- **EXERCISE GOAL**
Please transcribe the listing below in full and word for word, without its pictures.
━━━━━━━━
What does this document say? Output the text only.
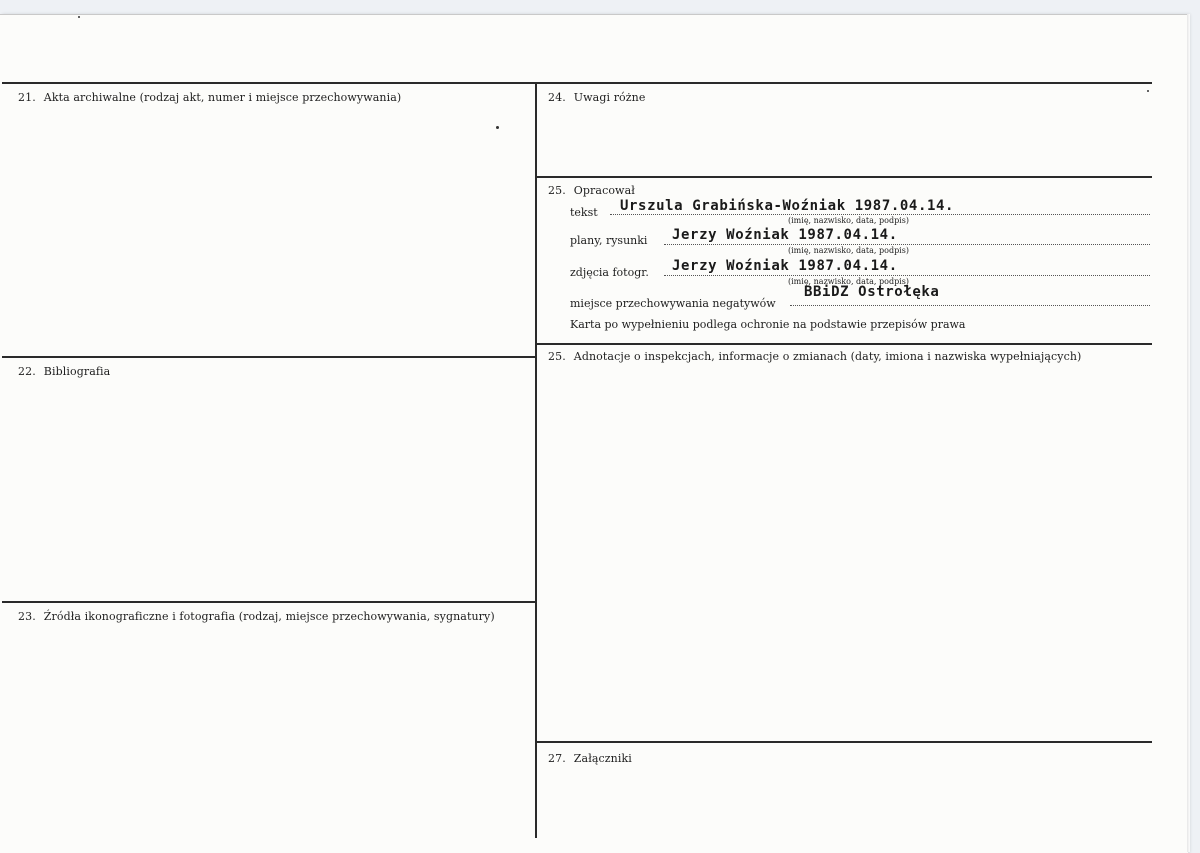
21. Akta archiwalne (rodzaj akt, numer i miejsce przechowywania)
22. Bibliografia
23. Źródła ikonograficzne i fotografia (rodzaj, miejsce przechowywania, sygnatury)
24. Uwagi różne
25. Opracował
tekst Urszula Grabińska-Woźniak 1987.04.14.
(imię, nazwisko, data, podpis)
plany, rysunki Jerzy Woźniak 1987.04.14.
(imię, nazwisko, data, podpis)
zdjęcia fotogr. Jerzy Woźniak 1987.04.14.
(imię, nazwisko, data, podpis)
miejsce przechowywania negatywów
BBiDZ Ostrołęka
Karta po wypełnieniu podlega ochronie na podstawie przepisów prawa
25. Adnotacje o inspekcjach, informacje o zmianach (daty, imiona i nazwiska wypełniających)
27. Załączniki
━━━━━━━━
- **ANSWER IN FULL**
What does this document say? Output the text only.
21. Akta archiwalne (rodzaj akt, numer i miejsce przechowywania)
22. Bibliografia
23. Źródła ikonograficzne i fotografia (rodzaj, miejsce przechowywania, sygnatury)
24. Uwagi różne
25. Opracował
tekst Urszula Grabińska-Woźniak 1987.04.14.
(imię, nazwisko, data, podpis)
plany, rysunki Jerzy Woźniak 1987.04.14.
(imię, nazwisko, data, podpis)
zdjęcia fotogr. Jerzy Woźniak 1987.04.14.
(imię, nazwisko, data, podpis)
miejsce przechowywania negatywów
BBiDZ Ostrołęka
Karta po wypełnieniu podlega ochronie na podstawie przepisów prawa
25. Adnotacje o inspekcjach, informacje o zmianach (daty, imiona i nazwiska wypełniających)
27. Załączniki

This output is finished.